■ **Reading passage**:

____

You stop selling to them. You don’t need to ban their account to do that.
Their bank?
I doubt this would be applied to other companies unless they also found those companies used confusing UIs to get people to pay. Which is still good news nonetheless, as the main issue for me is all these dark patterns in the first place.
Similarly, no company that I chargeback against do I want to do business with anymore. A chargeback is a "burn the bridges" moment. You have tried everything reasonable, and the company is now defrauding you. Why on earth do you want to continue doing business with them?
You may have curated but you do not own your library. You purchased _access_ to said library.
Although, to be honest, if a problem has deteriorated to the point where I need to do a chargeback, I've already written off doing any further business with that company anyway.
They should be required to refund every purchase on an account that they close.
Though it would smell a bit like a giant squashing ants... anti-trust and all that. :/ So maybe government getting a handle on Dark Patterns is the best way to do things.
Yes, if they get enough people doing chargebacks. The challenge is most of these big co's seem to be in the "too big to punish" camp. This is both you need a large amount of chargebacks and perhaps they may not want to fire the companies (though this is speculative).
> At least in my circles, the sense of security from having charge-backs is a huge reason a lot of people even use CCs.
I'm with you that this is still important and valuable because many companies don't blacklist you. Furthermore I'd rather have that protection and testing a service which could be no service than no service at all.
It'd really very odd to see Americans insist that they should have the right to take a service, get the money back for it from the business i.e. get the service for free, and then go back and get service again! That's pretty unfair towards the business.
Presumably that's the end of the relationship - you claw your money back via the CC and say good bye to the company.
What's the argument for being able to charge back but then wanting to (and the company being forced to, as I think you are suggesting) doing business with each other?
I suspect I am missing something.
In this case, telling a private business they are forced to entertain customers who have robbed them, it's outrageous. And while I understand that chargebacks CAN be legitimate, they also CAN and often are illegitimate. When I worked in small business computer repair, we literally got out of the business of selling expensive machines because more than half of all orders were fraudulent and were charge backed with zero recourse -- we lose the machine, we lose the money. We lost an incredible sum of money to thieves this way, and so being told we are forced to do business with them would have destroyed our business.

____

Collected data:
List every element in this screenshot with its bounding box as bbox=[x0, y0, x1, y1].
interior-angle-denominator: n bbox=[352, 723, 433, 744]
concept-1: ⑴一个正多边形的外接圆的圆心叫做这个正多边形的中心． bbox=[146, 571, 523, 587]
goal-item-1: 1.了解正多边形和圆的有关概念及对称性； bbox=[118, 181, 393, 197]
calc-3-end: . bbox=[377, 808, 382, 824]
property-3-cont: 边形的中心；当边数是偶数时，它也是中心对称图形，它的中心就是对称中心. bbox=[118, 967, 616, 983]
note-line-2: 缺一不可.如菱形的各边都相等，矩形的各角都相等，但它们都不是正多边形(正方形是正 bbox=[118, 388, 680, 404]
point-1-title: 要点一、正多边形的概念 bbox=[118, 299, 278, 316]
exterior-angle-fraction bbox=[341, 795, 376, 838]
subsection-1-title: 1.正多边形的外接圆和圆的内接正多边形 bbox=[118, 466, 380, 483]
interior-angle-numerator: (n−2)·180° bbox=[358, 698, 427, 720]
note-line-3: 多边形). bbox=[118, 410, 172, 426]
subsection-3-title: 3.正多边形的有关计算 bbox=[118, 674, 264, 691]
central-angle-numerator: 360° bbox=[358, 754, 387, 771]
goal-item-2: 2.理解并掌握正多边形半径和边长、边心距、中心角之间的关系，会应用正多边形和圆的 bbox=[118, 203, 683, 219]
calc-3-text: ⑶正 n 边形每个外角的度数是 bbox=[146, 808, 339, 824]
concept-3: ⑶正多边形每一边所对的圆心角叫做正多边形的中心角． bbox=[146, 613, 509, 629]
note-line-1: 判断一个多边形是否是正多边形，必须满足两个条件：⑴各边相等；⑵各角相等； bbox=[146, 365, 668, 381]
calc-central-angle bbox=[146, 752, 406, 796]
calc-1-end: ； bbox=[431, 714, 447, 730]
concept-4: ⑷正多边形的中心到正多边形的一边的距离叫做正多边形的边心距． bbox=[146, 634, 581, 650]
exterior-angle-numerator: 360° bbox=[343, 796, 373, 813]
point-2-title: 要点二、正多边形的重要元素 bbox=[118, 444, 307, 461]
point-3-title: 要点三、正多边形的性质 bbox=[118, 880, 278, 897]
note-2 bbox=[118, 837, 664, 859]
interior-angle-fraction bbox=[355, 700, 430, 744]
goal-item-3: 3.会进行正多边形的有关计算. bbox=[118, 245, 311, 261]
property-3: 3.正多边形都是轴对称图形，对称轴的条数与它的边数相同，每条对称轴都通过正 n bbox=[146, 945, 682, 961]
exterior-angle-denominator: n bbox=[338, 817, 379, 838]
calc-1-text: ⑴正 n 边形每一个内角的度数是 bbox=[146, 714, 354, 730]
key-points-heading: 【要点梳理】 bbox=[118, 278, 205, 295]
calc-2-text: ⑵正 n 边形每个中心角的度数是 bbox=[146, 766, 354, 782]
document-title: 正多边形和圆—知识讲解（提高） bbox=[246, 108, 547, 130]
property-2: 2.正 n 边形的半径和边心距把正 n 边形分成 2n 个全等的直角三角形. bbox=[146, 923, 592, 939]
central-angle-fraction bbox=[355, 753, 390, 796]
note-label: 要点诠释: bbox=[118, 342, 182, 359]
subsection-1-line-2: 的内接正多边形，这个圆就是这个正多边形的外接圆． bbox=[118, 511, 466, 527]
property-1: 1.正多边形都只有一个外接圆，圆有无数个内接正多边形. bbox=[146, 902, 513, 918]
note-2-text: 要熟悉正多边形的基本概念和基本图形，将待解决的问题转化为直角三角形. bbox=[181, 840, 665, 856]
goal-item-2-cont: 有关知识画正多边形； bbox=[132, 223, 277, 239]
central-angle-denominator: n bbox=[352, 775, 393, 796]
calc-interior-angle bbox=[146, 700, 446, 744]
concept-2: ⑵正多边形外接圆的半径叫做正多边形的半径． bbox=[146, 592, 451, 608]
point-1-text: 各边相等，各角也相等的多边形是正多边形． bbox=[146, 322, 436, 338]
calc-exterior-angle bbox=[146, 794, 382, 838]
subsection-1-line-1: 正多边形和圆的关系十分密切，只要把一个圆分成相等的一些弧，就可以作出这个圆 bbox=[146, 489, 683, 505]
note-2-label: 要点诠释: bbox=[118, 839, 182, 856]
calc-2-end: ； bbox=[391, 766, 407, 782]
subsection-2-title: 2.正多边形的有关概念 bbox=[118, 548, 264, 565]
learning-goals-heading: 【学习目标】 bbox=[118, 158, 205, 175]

____

■ **Stated exercise 1**: Echo the collected data unchanged, from its first line through the line containing "calc-1-text: ⑴正 n", with both of those lines included.
■ **Stated exercise 2**: Proceed with the discussion of chargebacks, picking up right after its final sentence.
The collected data has no connection to the discussion of chargebacks.

■ **Expected output 1**:
List every element in this screenshot with its bounding box as bbox=[x0, y0, x1, y1].
interior-angle-denominator: n bbox=[352, 723, 433, 744]
concept-1: ⑴一个正多边形的外接圆的圆心叫做这个正多边形的中心． bbox=[146, 571, 523, 587]
goal-item-1: 1.了解正多边形和圆的有关概念及对称性； bbox=[118, 181, 393, 197]
calc-3-end: . bbox=[377, 808, 382, 824]
property-3-cont: 边形的中心；当边数是偶数时，它也是中心对称图形，它的中心就是对称中心. bbox=[118, 967, 616, 983]
note-line-2: 缺一不可.如菱形的各边都相等，矩形的各角都相等，但它们都不是正多边形(正方形是正 bbox=[118, 388, 680, 404]
point-1-title: 要点一、正多边形的概念 bbox=[118, 299, 278, 316]
exterior-angle-fraction bbox=[341, 795, 376, 838]
subsection-1-title: 1.正多边形的外接圆和圆的内接正多边形 bbox=[118, 466, 380, 483]
interior-angle-numerator: (n−2)·180° bbox=[358, 698, 427, 720]
note-line-3: 多边形). bbox=[118, 410, 172, 426]
subsection-3-title: 3.正多边形的有关计算 bbox=[118, 674, 264, 691]
central-angle-numerator: 360° bbox=[358, 754, 387, 771]
goal-item-2: 2.理解并掌握正多边形半径和边长、边心距、中心角之间的关系，会应用正多边形和圆的 bbox=[118, 203, 683, 219]
calc-3-text: ⑶正 n 边形每个外角的度数是 bbox=[146, 808, 339, 824]
concept-3: ⑶正多边形每一边所对的圆心角叫做正多边形的中心角． bbox=[146, 613, 509, 629]
note-line-1: 判断一个多边形是否是正多边形，必须满足两个条件：⑴各边相等；⑵各角相等； bbox=[146, 365, 668, 381]
calc-central-angle bbox=[146, 752, 406, 796]
calc-1-end: ； bbox=[431, 714, 447, 730]
concept-4: ⑷正多边形的中心到正多边形的一边的距离叫做正多边形的边心距． bbox=[146, 634, 581, 650]
exterior-angle-numerator: 360° bbox=[343, 796, 373, 813]
point-2-title: 要点二、正多边形的重要元素 bbox=[118, 444, 307, 461]
point-3-title: 要点三、正多边形的性质 bbox=[118, 880, 278, 897]
note-2 bbox=[118, 837, 664, 859]
interior-angle-fraction bbox=[355, 700, 430, 744]
goal-item-3: 3.会进行正多边形的有关计算. bbox=[118, 245, 311, 261]
property-3: 3.正多边形都是轴对称图形，对称轴的条数与它的边数相同，每条对称轴都通过正 n bbox=[146, 945, 682, 961]
exterior-angle-denominator: n bbox=[338, 817, 379, 838]
calc-1-text: ⑴正 n 边形每一个内角的度数是 bbox=[146, 714, 354, 730]

■ **Expected output 2**:
If you wanted to create a new class of online public service like Twitter and Google and increase regulation on them as one might do hotels, that's one thing. But a blanket requirement that all businesses must entertain customers who chargeback is a nonstarter, imo.
If you are a business doing more normal business, selling something with no sort of required subscription, something the customer does not depend upon you for, then you are still free to stop doing business with them (minus a few cases related to protected classes).
I'm so happy to see authorities are finally doing something about this abuse.
They're completely draining to deal with, usually fraudulent, and the only way to win one is to prove beyond reasonable doubt that the buyer is lying.
On other side the companies should then be able to sue you and you need to prove that charge was fraudulent. If you fail, you will carry full costs of both sides. Thus cutting down the fraud by chargebacks.
Companies can sue you for false, damaging claims you make, or failure to complete your end of a contractual arrangement.
> and you need to prove that charge was fraudulent
Well, no, the initial burden of proof should remain on the entity seeking a remedy, but civil standard of proof (preponderance of the evidence) means that that initial burden is not hard to meet.
It's not relevant to Netflix.
Does Apple also do this?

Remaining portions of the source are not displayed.